STATED TASK: Locate the word "FSPs" in the entries below, then gather every line that holds it.
* START THE INPUT *
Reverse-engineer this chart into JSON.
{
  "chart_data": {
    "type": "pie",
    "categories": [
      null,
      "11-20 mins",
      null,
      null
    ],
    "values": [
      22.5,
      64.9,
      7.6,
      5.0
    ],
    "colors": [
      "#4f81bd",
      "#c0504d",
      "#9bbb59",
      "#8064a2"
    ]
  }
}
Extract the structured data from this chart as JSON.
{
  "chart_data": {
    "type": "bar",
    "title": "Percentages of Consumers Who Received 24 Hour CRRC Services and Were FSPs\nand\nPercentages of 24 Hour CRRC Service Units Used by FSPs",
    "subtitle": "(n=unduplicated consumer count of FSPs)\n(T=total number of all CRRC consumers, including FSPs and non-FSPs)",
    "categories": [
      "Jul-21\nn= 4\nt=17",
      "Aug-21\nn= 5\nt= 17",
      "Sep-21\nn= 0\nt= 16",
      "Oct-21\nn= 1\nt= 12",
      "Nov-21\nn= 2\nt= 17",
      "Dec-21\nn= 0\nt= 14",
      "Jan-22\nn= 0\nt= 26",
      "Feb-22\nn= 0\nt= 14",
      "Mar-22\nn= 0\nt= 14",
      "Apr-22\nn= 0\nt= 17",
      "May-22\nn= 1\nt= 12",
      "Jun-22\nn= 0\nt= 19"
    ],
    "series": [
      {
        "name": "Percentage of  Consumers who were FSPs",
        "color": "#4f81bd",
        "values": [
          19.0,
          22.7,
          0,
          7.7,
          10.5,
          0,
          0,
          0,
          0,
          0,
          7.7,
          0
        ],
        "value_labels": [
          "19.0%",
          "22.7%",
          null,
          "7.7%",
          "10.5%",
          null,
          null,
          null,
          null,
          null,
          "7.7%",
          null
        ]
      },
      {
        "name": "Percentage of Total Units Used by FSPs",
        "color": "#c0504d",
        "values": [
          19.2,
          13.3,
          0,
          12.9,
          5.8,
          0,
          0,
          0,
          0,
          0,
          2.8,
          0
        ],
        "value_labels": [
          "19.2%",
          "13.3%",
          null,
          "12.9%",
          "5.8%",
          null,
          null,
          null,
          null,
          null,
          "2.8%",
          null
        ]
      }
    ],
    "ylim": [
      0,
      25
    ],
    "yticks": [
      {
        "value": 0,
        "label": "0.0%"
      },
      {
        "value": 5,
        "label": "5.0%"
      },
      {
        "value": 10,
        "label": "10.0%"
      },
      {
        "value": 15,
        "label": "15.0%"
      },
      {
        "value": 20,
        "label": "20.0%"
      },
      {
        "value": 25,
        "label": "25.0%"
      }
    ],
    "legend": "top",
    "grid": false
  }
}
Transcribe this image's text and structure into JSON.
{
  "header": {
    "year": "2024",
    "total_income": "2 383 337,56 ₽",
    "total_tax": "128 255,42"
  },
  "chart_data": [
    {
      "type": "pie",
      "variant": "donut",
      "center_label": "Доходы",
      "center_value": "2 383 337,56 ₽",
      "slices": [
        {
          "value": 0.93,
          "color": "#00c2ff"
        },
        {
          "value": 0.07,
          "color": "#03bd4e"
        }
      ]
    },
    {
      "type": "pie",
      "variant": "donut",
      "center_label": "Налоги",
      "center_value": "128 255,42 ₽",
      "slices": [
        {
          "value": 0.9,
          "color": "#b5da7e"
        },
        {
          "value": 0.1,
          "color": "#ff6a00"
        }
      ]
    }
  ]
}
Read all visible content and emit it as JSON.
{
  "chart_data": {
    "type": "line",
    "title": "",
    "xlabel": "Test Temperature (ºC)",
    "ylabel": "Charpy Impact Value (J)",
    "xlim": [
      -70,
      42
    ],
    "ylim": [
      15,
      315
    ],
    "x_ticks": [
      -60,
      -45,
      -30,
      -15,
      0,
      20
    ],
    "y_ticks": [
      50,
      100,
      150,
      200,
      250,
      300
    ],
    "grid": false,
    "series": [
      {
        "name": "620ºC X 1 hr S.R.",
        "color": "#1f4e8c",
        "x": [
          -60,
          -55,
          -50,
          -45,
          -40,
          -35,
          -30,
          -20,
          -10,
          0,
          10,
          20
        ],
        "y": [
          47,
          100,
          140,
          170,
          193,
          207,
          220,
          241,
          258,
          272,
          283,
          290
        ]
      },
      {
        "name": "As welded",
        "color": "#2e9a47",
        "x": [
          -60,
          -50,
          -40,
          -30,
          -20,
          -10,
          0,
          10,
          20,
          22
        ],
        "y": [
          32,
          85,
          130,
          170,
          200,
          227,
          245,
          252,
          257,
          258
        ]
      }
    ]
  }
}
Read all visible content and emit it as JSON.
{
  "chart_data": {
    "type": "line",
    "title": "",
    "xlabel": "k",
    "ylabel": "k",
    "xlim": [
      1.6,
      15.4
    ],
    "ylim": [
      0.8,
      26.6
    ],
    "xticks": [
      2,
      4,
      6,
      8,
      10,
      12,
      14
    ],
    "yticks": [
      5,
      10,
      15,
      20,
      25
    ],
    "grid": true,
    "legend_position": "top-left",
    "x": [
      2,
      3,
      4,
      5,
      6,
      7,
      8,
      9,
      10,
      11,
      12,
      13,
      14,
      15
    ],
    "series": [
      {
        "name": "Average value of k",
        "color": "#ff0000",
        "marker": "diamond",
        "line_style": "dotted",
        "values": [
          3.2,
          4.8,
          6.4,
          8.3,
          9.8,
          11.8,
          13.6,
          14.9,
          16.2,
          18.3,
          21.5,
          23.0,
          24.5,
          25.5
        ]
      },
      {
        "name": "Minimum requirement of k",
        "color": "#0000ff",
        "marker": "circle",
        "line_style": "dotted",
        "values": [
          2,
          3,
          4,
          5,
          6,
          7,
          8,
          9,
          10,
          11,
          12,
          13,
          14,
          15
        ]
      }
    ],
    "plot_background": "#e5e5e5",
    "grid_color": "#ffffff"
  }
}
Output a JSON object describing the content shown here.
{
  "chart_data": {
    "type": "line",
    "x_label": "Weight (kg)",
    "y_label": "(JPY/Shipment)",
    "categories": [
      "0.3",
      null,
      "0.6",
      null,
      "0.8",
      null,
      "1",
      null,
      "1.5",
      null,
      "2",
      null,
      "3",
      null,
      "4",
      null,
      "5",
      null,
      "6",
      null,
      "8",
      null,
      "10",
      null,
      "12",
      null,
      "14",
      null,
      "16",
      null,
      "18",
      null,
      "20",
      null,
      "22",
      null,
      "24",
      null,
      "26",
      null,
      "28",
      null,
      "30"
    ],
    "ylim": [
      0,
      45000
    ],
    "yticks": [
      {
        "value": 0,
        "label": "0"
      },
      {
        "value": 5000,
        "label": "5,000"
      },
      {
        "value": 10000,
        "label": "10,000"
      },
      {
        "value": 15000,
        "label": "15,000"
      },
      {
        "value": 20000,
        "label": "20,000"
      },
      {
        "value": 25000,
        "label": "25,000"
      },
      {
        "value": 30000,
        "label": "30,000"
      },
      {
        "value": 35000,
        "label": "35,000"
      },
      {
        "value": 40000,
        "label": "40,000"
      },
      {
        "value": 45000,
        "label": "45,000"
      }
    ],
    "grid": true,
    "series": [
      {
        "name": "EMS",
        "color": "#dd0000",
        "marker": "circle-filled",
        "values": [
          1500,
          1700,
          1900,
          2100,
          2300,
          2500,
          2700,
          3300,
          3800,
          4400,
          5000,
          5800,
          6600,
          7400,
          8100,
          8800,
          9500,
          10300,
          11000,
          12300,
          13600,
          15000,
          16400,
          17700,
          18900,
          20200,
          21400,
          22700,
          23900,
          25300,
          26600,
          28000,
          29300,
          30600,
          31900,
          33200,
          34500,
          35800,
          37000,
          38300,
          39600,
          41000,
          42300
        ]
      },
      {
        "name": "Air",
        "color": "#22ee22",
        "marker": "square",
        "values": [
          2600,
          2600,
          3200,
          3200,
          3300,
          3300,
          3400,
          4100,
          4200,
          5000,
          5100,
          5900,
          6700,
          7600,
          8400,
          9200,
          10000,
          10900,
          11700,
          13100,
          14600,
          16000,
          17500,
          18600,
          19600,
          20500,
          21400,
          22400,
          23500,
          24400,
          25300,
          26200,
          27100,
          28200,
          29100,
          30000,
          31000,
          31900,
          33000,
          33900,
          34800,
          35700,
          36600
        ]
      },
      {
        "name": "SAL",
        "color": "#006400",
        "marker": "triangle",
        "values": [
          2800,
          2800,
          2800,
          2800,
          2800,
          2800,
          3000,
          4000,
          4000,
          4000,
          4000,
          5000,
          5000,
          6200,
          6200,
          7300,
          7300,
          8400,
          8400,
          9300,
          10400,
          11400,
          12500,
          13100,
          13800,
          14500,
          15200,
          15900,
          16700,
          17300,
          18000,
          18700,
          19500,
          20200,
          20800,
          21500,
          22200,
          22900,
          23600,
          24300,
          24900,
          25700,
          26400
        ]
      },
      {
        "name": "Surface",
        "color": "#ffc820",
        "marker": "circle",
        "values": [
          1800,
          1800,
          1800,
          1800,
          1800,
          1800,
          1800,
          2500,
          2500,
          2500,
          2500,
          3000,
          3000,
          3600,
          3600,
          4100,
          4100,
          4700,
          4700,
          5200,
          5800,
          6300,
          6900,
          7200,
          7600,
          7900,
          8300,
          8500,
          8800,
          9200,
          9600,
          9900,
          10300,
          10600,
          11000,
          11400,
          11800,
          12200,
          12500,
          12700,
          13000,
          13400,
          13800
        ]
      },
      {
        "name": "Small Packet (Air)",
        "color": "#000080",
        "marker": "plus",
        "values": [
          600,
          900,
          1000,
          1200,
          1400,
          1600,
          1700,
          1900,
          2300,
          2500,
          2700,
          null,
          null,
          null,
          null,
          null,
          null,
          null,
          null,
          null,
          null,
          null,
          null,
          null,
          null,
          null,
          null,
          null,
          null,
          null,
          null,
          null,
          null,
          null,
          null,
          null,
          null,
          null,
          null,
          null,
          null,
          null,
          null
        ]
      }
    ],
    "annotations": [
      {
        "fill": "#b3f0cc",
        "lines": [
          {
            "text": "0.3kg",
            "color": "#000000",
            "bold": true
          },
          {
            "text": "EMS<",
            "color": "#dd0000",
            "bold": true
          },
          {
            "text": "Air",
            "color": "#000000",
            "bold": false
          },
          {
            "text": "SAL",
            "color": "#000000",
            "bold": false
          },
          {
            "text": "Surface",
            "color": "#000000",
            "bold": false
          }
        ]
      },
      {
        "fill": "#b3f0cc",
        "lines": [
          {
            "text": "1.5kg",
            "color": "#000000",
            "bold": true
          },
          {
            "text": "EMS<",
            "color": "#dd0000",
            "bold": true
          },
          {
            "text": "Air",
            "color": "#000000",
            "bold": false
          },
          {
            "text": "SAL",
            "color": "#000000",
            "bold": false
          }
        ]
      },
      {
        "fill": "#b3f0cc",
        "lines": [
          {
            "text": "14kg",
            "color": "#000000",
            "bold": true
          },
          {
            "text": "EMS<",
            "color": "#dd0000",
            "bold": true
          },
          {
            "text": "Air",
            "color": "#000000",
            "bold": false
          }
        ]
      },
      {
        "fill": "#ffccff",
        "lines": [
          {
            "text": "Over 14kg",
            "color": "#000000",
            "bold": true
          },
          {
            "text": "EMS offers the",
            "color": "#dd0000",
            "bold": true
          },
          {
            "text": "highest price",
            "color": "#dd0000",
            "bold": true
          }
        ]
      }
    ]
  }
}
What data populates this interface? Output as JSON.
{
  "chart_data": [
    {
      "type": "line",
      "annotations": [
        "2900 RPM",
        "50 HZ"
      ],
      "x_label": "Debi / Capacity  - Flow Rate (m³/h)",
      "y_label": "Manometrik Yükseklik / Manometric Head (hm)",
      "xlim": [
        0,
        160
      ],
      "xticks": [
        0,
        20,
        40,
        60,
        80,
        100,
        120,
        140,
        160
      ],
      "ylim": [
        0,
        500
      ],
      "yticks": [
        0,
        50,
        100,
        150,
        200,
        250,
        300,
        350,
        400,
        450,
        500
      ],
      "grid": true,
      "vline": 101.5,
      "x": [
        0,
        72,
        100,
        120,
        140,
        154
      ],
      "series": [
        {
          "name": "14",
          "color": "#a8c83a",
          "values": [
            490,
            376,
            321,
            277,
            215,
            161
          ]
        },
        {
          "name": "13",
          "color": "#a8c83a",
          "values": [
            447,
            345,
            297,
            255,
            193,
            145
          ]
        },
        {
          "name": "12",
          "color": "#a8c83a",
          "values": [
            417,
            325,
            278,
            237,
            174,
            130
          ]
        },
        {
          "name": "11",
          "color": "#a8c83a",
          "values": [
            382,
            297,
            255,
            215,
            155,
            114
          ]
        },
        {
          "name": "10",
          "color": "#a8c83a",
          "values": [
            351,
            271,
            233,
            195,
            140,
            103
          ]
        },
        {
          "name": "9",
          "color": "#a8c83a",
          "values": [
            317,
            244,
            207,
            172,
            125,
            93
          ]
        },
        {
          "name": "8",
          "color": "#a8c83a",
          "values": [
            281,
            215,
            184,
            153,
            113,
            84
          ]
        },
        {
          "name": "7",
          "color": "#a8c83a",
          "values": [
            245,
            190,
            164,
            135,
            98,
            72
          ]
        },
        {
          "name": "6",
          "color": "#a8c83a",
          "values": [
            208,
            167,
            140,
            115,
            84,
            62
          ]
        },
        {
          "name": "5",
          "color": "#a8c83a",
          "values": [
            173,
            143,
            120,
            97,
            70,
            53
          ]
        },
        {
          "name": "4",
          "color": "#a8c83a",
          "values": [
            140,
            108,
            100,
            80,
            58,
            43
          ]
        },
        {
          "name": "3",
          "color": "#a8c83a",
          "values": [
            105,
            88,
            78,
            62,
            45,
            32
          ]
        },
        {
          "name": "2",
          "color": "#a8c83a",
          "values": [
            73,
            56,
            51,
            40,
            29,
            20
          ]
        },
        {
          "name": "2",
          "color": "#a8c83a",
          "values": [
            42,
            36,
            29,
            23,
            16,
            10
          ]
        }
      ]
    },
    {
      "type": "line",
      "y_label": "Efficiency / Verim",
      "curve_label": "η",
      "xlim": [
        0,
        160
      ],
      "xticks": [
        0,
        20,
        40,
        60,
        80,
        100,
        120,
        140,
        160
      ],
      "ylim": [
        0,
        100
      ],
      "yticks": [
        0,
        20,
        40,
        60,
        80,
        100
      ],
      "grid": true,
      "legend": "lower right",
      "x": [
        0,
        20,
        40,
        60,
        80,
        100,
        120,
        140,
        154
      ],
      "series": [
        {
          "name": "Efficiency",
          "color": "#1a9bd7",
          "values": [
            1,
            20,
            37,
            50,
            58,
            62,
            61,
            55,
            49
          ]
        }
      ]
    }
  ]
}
* END THE INPUT *
RESPONSE:
    "title": "Percentages of Consumers Who Received 24 Hour CRRC Services and Were FSPs\nand\nPercentages of 24 Hour CRRC Service Units Used by FSPs",
    "subtitle": "(n=unduplicated consumer count of FSPs)\n(T=total number of all CRRC consumers, including FSPs and non-FSPs)",
        "name": "Percentage of  Consumers who were FSPs",
        "name": "Percentage of Total Units Used by FSPs",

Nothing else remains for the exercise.